Transcribe the data that follows precisely, omitting nothing.

Dataset rows
****************

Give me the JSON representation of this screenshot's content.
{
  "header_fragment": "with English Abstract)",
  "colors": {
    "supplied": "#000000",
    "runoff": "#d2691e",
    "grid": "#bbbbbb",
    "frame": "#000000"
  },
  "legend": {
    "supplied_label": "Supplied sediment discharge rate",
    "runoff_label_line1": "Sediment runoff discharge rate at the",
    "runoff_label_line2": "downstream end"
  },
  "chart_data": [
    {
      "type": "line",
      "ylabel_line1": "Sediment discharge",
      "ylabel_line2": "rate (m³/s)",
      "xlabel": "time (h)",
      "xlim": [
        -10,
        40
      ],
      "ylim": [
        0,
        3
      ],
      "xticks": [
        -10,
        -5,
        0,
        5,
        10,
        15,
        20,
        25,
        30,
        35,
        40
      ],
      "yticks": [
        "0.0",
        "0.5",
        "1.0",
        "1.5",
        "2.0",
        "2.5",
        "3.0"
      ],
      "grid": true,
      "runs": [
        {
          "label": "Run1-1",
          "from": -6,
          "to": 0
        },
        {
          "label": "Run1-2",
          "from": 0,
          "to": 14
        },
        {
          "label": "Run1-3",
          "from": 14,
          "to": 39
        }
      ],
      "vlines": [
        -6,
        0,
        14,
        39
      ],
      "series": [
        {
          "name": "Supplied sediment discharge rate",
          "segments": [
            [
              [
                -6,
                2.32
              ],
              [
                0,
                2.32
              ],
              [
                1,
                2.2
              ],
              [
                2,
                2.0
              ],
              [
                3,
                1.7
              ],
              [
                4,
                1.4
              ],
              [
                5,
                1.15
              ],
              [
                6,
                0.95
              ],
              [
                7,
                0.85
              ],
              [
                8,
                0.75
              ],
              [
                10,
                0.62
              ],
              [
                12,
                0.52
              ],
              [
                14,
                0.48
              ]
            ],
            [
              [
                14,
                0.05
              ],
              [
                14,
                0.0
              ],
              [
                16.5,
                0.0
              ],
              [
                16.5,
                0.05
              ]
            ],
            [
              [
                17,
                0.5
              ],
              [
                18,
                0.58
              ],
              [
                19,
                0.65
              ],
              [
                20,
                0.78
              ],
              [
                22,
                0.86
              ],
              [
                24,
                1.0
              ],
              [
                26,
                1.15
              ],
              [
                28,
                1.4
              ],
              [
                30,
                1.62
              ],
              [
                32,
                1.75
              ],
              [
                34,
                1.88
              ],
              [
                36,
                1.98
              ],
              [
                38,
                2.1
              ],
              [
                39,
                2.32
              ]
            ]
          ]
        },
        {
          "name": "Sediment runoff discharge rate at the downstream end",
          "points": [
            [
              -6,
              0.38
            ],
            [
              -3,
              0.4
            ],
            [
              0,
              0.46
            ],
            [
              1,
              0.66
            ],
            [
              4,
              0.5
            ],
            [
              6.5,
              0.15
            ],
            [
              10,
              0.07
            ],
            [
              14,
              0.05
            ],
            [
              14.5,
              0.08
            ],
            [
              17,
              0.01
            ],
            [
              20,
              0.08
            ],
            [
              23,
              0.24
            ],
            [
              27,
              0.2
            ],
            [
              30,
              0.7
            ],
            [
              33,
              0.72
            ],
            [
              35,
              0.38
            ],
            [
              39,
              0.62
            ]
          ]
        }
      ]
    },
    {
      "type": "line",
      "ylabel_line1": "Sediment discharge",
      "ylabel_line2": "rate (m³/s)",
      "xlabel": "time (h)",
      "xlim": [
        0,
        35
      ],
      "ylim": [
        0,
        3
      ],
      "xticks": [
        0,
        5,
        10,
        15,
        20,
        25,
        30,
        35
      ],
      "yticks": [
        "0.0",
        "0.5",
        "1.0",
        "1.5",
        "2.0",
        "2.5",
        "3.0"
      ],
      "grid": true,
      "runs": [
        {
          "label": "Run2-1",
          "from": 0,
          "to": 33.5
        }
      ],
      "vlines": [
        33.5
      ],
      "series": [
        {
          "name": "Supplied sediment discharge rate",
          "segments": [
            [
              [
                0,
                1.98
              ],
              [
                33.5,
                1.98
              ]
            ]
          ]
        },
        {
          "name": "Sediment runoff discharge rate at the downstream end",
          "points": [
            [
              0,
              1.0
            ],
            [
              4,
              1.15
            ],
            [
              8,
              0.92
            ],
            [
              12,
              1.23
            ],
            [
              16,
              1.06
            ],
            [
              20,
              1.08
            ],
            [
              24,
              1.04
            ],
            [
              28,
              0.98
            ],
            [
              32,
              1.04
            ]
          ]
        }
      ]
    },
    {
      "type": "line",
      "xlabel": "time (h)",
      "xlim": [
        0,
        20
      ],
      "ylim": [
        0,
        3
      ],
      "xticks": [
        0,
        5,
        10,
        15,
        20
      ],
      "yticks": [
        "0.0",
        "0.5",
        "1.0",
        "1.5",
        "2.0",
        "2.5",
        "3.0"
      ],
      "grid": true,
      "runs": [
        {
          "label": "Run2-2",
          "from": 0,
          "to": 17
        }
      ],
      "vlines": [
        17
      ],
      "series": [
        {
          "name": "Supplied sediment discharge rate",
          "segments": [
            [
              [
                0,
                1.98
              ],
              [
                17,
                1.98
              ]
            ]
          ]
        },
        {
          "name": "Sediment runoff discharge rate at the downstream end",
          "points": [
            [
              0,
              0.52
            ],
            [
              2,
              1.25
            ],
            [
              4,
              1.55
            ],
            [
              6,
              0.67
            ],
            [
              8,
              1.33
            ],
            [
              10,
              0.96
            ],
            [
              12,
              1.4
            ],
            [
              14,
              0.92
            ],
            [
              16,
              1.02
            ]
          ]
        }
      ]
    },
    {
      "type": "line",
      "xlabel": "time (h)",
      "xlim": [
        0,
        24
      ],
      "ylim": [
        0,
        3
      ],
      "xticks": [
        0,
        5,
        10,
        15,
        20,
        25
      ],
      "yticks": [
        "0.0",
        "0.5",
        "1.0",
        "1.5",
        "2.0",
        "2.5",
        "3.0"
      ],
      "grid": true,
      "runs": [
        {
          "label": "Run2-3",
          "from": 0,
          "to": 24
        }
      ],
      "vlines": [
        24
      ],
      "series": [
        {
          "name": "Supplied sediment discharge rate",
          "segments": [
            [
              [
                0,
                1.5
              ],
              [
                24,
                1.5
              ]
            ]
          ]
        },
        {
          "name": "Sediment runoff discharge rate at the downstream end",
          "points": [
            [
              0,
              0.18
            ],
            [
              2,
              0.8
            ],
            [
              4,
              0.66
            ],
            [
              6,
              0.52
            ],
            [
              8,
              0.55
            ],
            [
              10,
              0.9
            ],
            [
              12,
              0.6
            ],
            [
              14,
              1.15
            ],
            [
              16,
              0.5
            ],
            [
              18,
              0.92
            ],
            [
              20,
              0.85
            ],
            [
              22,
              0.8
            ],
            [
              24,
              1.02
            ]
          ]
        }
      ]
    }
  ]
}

****************

Full solution
Give me the JSON representation of this screenshot's content.
{
  "header_fragment": "with English Abstract)",
  "colors": {
    "supplied": "#000000",
    "runoff": "#d2691e",
    "grid": "#bbbbbb",
    "frame": "#000000"
  },
  "legend": {
    "supplied_label": "Supplied sediment discharge rate",
    "runoff_label_line1": "Sediment runoff discharge rate at the",
    "runoff_label_line2": "downstream end"
  },
  "chart_data": [
    {
      "type": "line",
      "ylabel_line1": "Sediment discharge",
      "ylabel_line2": "rate (m³/s)",
      "xlabel": "time (h)",
      "xlim": [
        -10,
        40
      ],
      "ylim": [
        0,
        3
      ],
      "xticks": [
        -10,
        -5,
        0,
        5,
        10,
        15,
        20,
        25,
        30,
        35,
        40
      ],
      "yticks": [
        "0.0",
        "0.5",
        "1.0",
        "1.5",
        "2.0",
        "2.5",
        "3.0"
      ],
      "grid": true,
      "runs": [
        {
          "label": "Run1-1",
          "from": -6,
          "to": 0
        },
        {
          "label": "Run1-2",
          "from": 0,
          "to": 14
        },
        {
          "label": "Run1-3",
          "from": 14,
          "to": 39
        }
      ],
      "vlines": [
        -6,
        0,
        14,
        39
      ],
      "series": [
        {
          "name": "Supplied sediment discharge rate",
          "segments": [
            [
              [
                -6,
                2.32
              ],
              [
                0,
                2.32
              ],
              [
                1,
                2.2
              ],
              [
                2,
                2.0
              ],
              [
                3,
                1.7
              ],
              [
                4,
                1.4
              ],
              [
                5,
                1.15
              ],
              [
                6,
                0.95
              ],
              [
                7,
                0.85
              ],
              [
                8,
                0.75
              ],
              [
                10,
                0.62
              ],
              [
                12,
                0.52
              ],
              [
                14,
                0.48
              ]
            ],
            [
              [
                14,
                0.05
              ],
              [
                14,
                0.0
              ],
              [
                16.5,
                0.0
              ],
              [
                16.5,
                0.05
              ]
            ],
            [
              [
                17,
                0.5
              ],
              [
                18,
                0.58
              ],
              [
                19,
                0.65
              ],
              [
                20,
                0.78
              ],
              [
                22,
                0.86
              ],
              [
                24,
                1.0
              ],
              [
                26,
                1.15
              ],
              [
                28,
                1.4
              ],
              [
                30,
                1.62
              ],
              [
                32,
                1.75
              ],
              [
                34,
                1.88
              ],
              [
                36,
                1.98
              ],
              [
                38,
                2.1
              ],
              [
                39,
                2.32
              ]
            ]
          ]
        },
        {
          "name": "Sediment runoff discharge rate at the downstream end",
          "points": [
            [
              -6,
              0.38
            ],
            [
              -3,
              0.4
            ],
            [
              0,
              0.46
            ],
            [
              1,
              0.66
            ],
            [
              4,
              0.5
            ],
            [
              6.5,
              0.15
            ],
            [
              10,
              0.07
            ],
            [
              14,
              0.05
            ],
            [
              14.5,
              0.08
            ],
            [
              17,
              0.01
            ],
            [
              20,
              0.08
            ],
            [
              23,
              0.24
            ],
            [
              27,
              0.2
            ],
            [
              30,
              0.7
            ],
            [
              33,
              0.72
            ],
            [
              35,
              0.38
            ],
            [
              39,
              0.62
            ]
          ]
        }
      ]
    },
    {
      "type": "line",
      "ylabel_line1": "Sediment discharge",
      "ylabel_line2": "rate (m³/s)",
      "xlabel": "time (h)",
      "xlim": [
        0,
        35
      ],
      "ylim": [
        0,
        3
      ],
      "xticks": [
        0,
        5,
        10,
        15,
        20,
        25,
        30,
        35
      ],
      "yticks": [
        "0.0",
        "0.5",
        "1.0",
        "1.5",
        "2.0",
        "2.5",
        "3.0"
      ],
      "grid": true,
      "runs": [
        {
          "label": "Run2-1",
          "from": 0,
          "to": 33.5
        }
      ],
      "vlines": [
        33.5
      ],
      "series": [
        {
          "name": "Supplied sediment discharge rate",
          "segments": [
            [
              [
                0,
                1.98
              ],
              [
                33.5,
                1.98
              ]
            ]
          ]
        },
        {
          "name": "Sediment runoff discharge rate at the downstream end",
          "points": [
            [
              0,
              1.0
            ],
            [
              4,
              1.15
            ],
            [
              8,
              0.92
            ],
            [
              12,
              1.23
            ],
            [
              16,
              1.06
            ],
            [
              20,
              1.08
            ],
            [
              24,
              1.04
            ],
            [
              28,
              0.98
            ],
            [
              32,
              1.04
            ]
          ]
        }
      ]
    },
    {
      "type": "line",
      "xlabel": "time (h)",
      "xlim": [
        0,
        20
      ],
      "ylim": [
        0,
        3
      ],
      "xticks": [
        0,
        5,
        10,
        15,
        20
      ],
      "yticks": [
        "0.0",
        "0.5",
        "1.0",
        "1.5",
        "2.0",
        "2.5",
        "3.0"
      ],
      "grid": true,
      "runs": [
        {
          "label": "Run2-2",
          "from": 0,
          "to": 17
        }
      ],
      "vlines": [
        17
      ],
      "series": [
        {
          "name": "Supplied sediment discharge rate",
          "segments": [
            [
              [
                0,
                1.98
              ],
              [
                17,
                1.98
              ]
            ]
          ]
        },
        {
          "name": "Sediment runoff discharge rate at the downstream end",
          "points": [
            [
              0,
              0.52
            ],
            [
              2,
              1.25
            ],
            [
              4,
              1.55
            ],
            [
              6,
              0.67
            ],
            [
              8,
              1.33
            ],
            [
              10,
              0.96
            ],
            [
              12,
              1.4
            ],
            [
              14,
              0.92
            ],
            [
              16,
              1.02
            ]
          ]
        }
      ]
    },
    {
      "type": "line",
      "xlabel": "time (h)",
      "xlim": [
        0,
        24
      ],
      "ylim": [
        0,
        3
      ],
      "xticks": [
        0,
        5,
        10,
        15,
        20,
        25
      ],
      "yticks": [
        "0.0",
        "0.5",
        "1.0",
        "1.5",
        "2.0",
        "2.5",
        "3.0"
      ],
      "grid": true,
      "runs": [
        {
          "label": "Run2-3",
          "from": 0,
          "to": 24
        }
      ],
      "vlines": [
        24
      ],
      "series": [
        {
          "name": "Supplied sediment discharge rate",
          "segments": [
            [
              [
                0,
                1.5
              ],
              [
                24,
                1.5
              ]
            ]
          ]
        },
        {
          "name": "Sediment runoff discharge rate at the downstream end",
          "points": [
            [
              0,
              0.18
            ],
            [
              2,
              0.8
            ],
            [
              4,
              0.66
            ],
            [
              6,
              0.52
            ],
            [
              8,
              0.55
            ],
            [
              10,
              0.9
            ],
            [
              12,
              0.6
            ],
            [
              14,
              1.15
            ],
            [
              16,
              0.5
            ],
            [
              18,
              0.92
            ],
            [
              20,
              0.85
            ],
            [
              22,
              0.8
            ],
            [
              24,
              1.02
            ]
          ]
        }
      ]
    }
  ]
}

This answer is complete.